→ **DESCRIPTION OF THE TASK**: Copy out all the lines in the records that include the word "title".

Dataset rows about figures
-- start --

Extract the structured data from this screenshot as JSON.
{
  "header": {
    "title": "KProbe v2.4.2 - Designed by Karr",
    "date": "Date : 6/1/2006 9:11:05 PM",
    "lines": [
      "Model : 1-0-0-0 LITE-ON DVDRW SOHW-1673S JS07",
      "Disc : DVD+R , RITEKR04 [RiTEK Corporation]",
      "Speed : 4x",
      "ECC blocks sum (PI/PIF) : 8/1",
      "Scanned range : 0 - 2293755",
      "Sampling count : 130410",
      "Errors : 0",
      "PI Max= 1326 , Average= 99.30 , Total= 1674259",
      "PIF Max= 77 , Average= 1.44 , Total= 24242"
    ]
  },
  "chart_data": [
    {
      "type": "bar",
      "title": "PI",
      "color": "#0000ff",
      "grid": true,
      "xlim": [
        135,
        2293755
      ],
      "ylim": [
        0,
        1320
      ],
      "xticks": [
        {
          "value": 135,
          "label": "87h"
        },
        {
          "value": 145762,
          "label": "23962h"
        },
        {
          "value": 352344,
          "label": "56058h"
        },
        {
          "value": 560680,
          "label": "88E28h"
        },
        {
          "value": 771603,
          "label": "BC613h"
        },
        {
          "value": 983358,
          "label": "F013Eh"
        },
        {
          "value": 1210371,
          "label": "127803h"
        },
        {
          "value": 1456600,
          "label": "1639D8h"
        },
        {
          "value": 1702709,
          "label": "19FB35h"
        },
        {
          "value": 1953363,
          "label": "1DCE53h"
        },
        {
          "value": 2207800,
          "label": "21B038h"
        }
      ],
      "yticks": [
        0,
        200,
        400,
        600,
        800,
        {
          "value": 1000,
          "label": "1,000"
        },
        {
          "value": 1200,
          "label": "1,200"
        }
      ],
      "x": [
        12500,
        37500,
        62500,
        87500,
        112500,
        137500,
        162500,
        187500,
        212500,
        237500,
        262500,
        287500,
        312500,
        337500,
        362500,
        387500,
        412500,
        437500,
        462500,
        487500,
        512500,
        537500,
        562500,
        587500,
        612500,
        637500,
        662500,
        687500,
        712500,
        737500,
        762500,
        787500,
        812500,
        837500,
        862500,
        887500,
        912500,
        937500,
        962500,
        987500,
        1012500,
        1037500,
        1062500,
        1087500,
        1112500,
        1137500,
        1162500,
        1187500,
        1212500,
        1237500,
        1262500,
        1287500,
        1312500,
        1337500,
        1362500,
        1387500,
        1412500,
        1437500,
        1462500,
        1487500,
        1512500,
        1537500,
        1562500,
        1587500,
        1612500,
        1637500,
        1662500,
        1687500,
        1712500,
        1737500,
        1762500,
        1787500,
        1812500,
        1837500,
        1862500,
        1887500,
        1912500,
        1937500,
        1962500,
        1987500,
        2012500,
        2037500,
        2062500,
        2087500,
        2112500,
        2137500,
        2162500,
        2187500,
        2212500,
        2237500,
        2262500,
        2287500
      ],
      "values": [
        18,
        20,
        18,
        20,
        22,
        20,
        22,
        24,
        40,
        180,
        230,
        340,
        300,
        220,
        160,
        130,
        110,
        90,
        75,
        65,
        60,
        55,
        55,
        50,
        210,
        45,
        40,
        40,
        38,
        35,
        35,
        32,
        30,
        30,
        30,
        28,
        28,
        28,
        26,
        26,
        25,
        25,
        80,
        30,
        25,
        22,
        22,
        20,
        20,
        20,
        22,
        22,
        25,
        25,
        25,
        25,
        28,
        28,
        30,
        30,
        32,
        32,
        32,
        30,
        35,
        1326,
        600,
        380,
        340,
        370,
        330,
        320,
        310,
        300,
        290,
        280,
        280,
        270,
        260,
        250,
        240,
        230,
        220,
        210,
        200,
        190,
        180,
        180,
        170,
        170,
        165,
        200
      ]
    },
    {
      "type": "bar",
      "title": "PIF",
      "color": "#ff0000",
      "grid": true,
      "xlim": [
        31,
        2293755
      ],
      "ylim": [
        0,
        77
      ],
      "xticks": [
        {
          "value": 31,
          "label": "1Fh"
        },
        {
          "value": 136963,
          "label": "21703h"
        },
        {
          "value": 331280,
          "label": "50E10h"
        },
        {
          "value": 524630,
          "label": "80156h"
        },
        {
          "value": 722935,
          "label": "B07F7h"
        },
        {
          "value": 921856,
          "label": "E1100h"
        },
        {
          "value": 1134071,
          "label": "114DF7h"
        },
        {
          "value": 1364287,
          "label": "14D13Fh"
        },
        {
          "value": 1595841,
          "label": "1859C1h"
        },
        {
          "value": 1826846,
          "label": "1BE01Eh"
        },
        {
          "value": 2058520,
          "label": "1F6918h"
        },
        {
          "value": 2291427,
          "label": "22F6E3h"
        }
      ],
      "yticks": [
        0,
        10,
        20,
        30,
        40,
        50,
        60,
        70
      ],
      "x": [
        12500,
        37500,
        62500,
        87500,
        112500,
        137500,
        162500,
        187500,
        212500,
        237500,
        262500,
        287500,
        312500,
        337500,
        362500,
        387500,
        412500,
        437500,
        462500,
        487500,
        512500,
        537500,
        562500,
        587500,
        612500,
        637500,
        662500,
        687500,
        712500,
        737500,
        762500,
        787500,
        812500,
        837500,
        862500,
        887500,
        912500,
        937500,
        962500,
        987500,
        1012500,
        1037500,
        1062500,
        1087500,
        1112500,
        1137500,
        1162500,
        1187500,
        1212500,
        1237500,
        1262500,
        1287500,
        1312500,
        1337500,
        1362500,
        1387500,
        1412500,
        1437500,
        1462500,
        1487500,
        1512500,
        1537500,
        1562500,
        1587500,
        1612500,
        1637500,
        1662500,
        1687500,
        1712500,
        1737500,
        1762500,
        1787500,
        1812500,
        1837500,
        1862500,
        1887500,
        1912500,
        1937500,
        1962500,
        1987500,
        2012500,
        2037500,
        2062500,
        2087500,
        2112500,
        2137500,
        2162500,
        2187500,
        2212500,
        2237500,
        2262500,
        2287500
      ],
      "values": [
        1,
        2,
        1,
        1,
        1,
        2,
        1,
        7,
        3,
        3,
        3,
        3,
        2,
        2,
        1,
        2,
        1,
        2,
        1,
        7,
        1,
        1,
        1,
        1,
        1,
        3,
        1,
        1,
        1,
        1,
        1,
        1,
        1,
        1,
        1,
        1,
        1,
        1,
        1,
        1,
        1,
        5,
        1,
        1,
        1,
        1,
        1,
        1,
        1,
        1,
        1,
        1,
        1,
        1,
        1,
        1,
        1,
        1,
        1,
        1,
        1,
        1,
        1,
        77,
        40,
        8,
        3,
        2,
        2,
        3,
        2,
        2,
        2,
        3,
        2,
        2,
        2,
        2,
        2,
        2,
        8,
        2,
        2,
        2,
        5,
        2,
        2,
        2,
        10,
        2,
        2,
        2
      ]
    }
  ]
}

-- end --

→ **COMPLETE ANSWER**:
    "title": "KProbe v2.4.2 - Designed by Karr",
      "title": "PI",
      "title": "PIF",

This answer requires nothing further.